Go through the data below. Pull out every line that has the word "Class".

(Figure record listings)
════════════════════
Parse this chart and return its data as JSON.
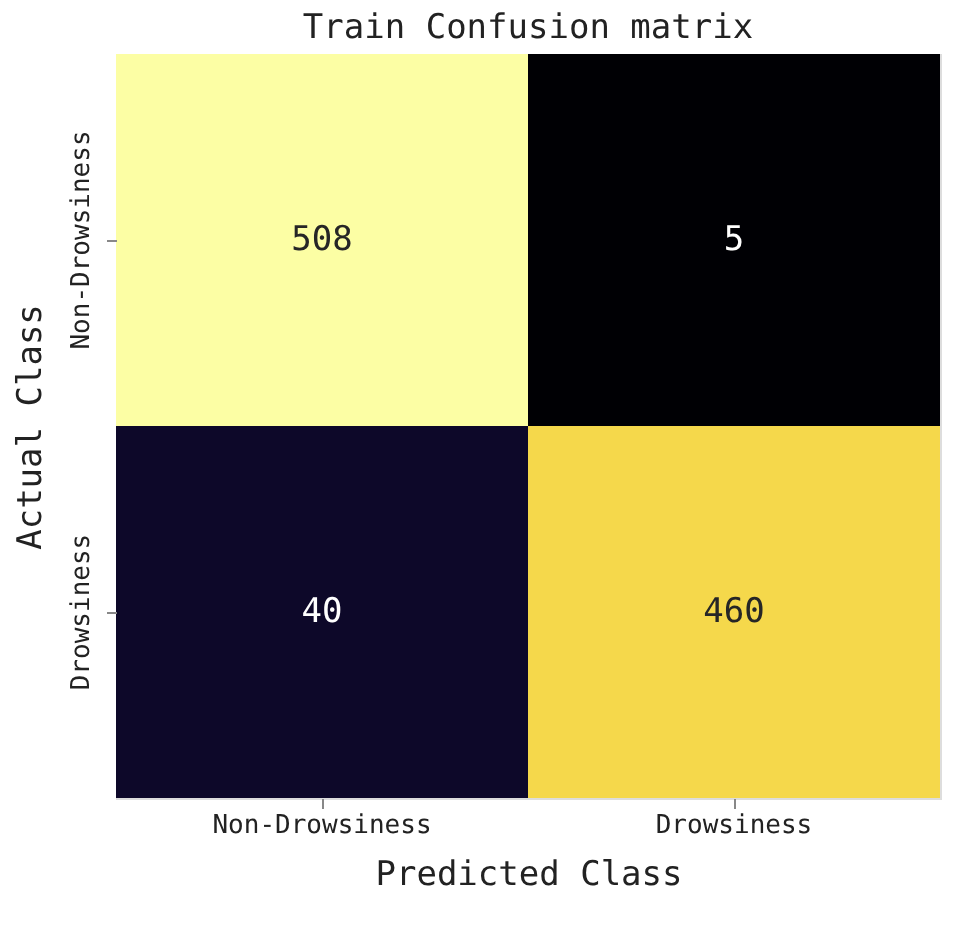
{
  "chart_data": {
    "type": "heatmap",
    "title": "Train Confusion matrix",
    "xlabel": "Predicted Class",
    "ylabel": "Actual Class",
    "categories": [
      "Non-Drowsiness",
      "Drowsiness"
    ],
    "y_categories": [
      "Non-Drowsiness",
      "Drowsiness"
    ],
    "cells": [
      [
        508,
        5
      ],
      [
        40,
        460
      ]
    ],
    "colors": [
      "#fcfea4",
      "#000004",
      "#0d0829",
      "#f5d84b"
    ],
    "data_labels": true,
    "legend": false,
    "grid": false
  }
}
════════════════════
### Output of the exercise
    "xlabel": "Predicted Class",
    "ylabel": "Actual Class",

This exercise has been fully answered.